### The exercise:
Reproduce word for word the part of the meat-selling forum thread that starts at "I still wouldn't" and ends at "but not impossible.".

### Text extract:
I still wouldn't let the idea die at this point. It shouldn't cost anything to at least explore the option of doing this enterprise in a legitimate fashion. Check with some of the agencies mentioned, maybe even the SBA for a business plan, then decide where to go. Yeah, it is tougher to make a buck in this day and age, but not impossible.


----------



## pops6927

The problem is it becoming too much of a good thing - someone else will get wind of it and turn you in because they wanted to do the same thing and didn't because of all the reasons above; I've seen it happen to many a meatcutter throughout the years getting ambitious.  Then, the next thing you know, one of the 'good ole boys' sitting around the bar is a USDA inspector ready to buy up a whole bunch of your product and his buddies are outside ready to arrest you; saw it happen at football games, a friend and meatcutter (who had his own deer cutting side business) was selling venison jerky to the locals the very same way. Midway thru the high school season (his son was a junior and on the varsity team), a USDA plant 'gave a donation' for a couple packages (he thought that would protect him asking for 'donations' - nope, still selling it, just at a negotiable price) and State Troopers arrested him outside the high school when he went to leave, he got a citation for selling adulterated and unlabeled meat, all his equipment in his barn (it was like a separate shed, very nice, impervious walls, floor drains, everything - I'd urged him several times to get it inspected as a wild game processing plant but he was stubborn) was confiscated and he had to go to court.  He settled for a $10,000 fine plus a $15,000 'detainer' fee for his equipment (their cost of auctioning it off, storage, moving, etc.) and was put out of business for good.  All because (he suspects) a meatcutter who helped him process a few deer one weekend got p.o'ed because Doug was selling his jerky and his wife wouldn't let him sell his own because of the very things above, so he turned him in.  Of course, Doug couldn't keep his mouth shut and had to brag to him how he scored bigger than either team at the football games, making over $100 at each one and that got the other cutter ticked off enough to toss him under the bus.  The complaint he turned in was that the jerky 'had a funny taste' and that's all they needed to do an investigation.
At that time I was considering selling a little breakfast sausage on the side.. scuttled those plans in a hurry!  Oh yeah, Doug also lost his job as a meat department manager over it too, which at that time was paying over $25/hr plus OT at least 8 hrs. a week or more (minimum work week was 6 days, 48 hrs a week).  Last I knew he moved to Pa. to be a boner on a processing line in a packing plant, at about $8-$10 hr., Moyer's if I remember correctly.

My advice?  Explore what it will take to be a legally owned and operated processing plant, however be it so small, get your processing license, and you can show a loss up to 5 years (which gives you a nice tax break while moving towards profitability and extra monies back on your taxes!) while you do the necessary processes to become an inspected plant.  Then, when you get your USDA seal, produce away, find markets for your product, sell it part time until you can expand and grow.  Within 5 years if you have a good product (and I'm sure you will!) you can move to bigger facilities, be a full - time processor, and start the empire that all your future generations will grow to know and admire!  The only person stopping you is you!

### Recorded information:
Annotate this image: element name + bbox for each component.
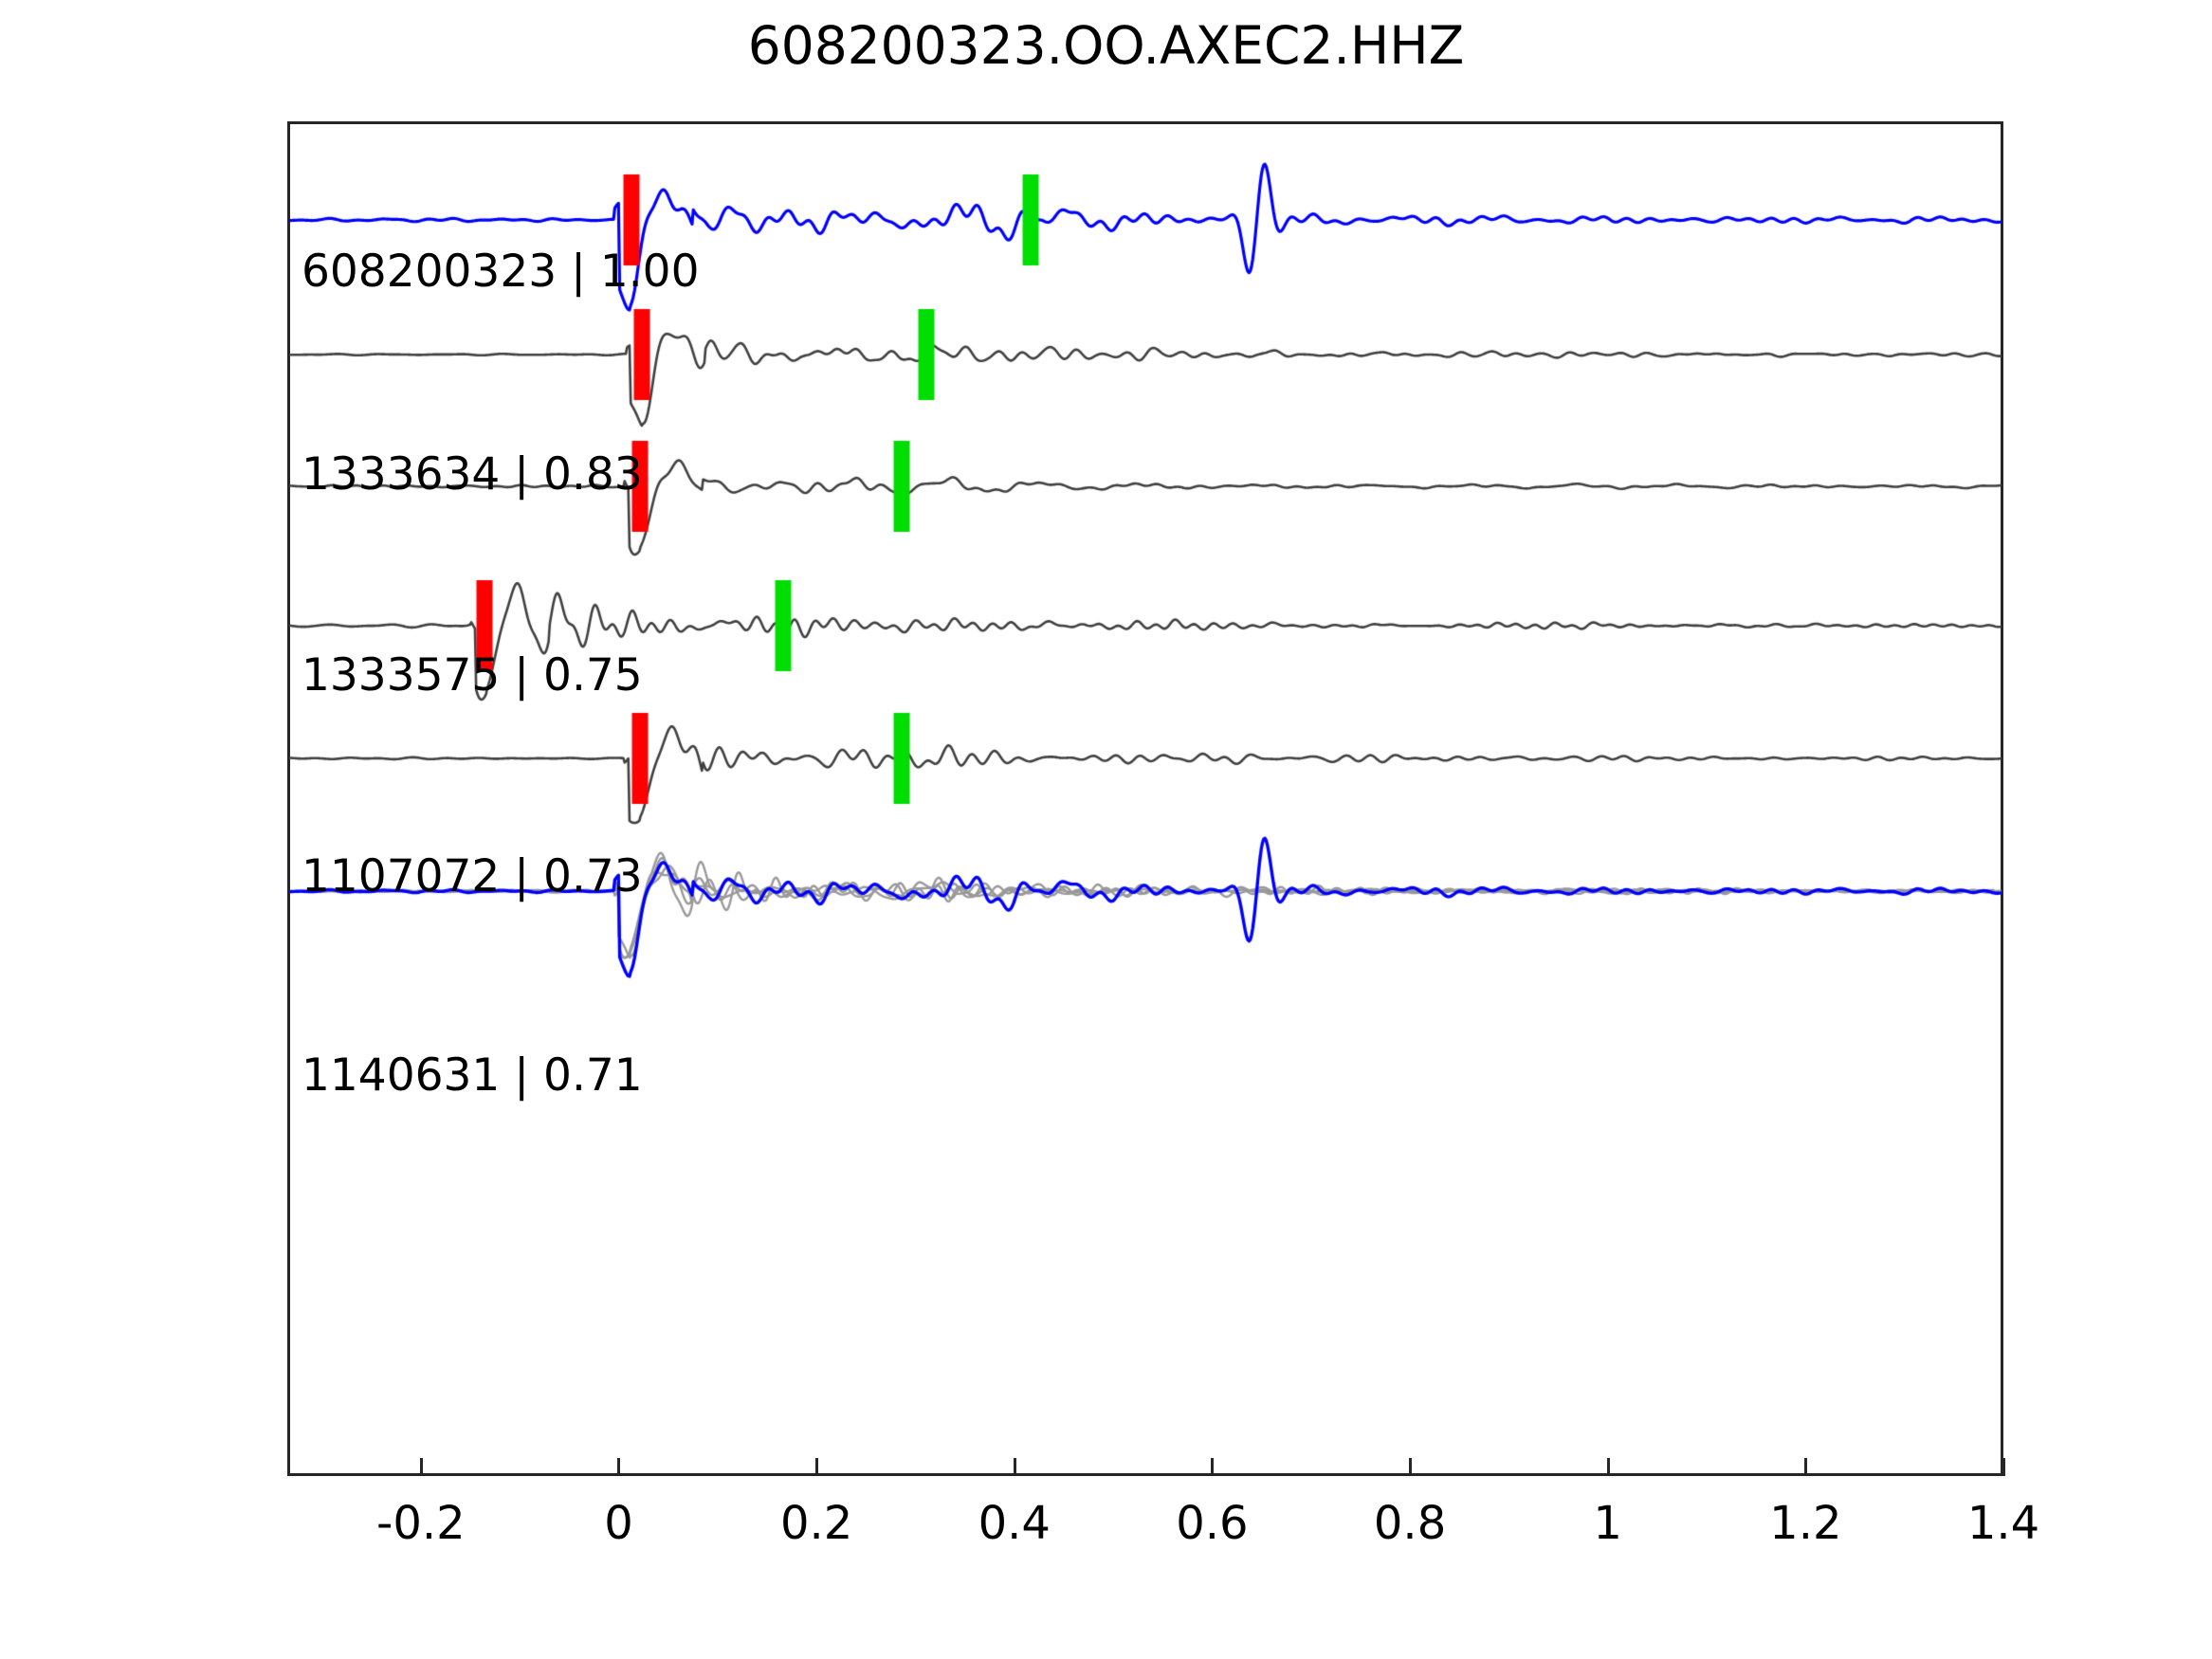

### Exercise answer:
I still wouldn't let the idea die at this point. It shouldn't cost anything to at least explore the option of doing this enterprise in a legitimate fashion. Check with some of the agencies mentioned, maybe even the SBA for a business plan, then decide where to go. Yeah, it is tougher to make a buck in this day and age, but not impossible.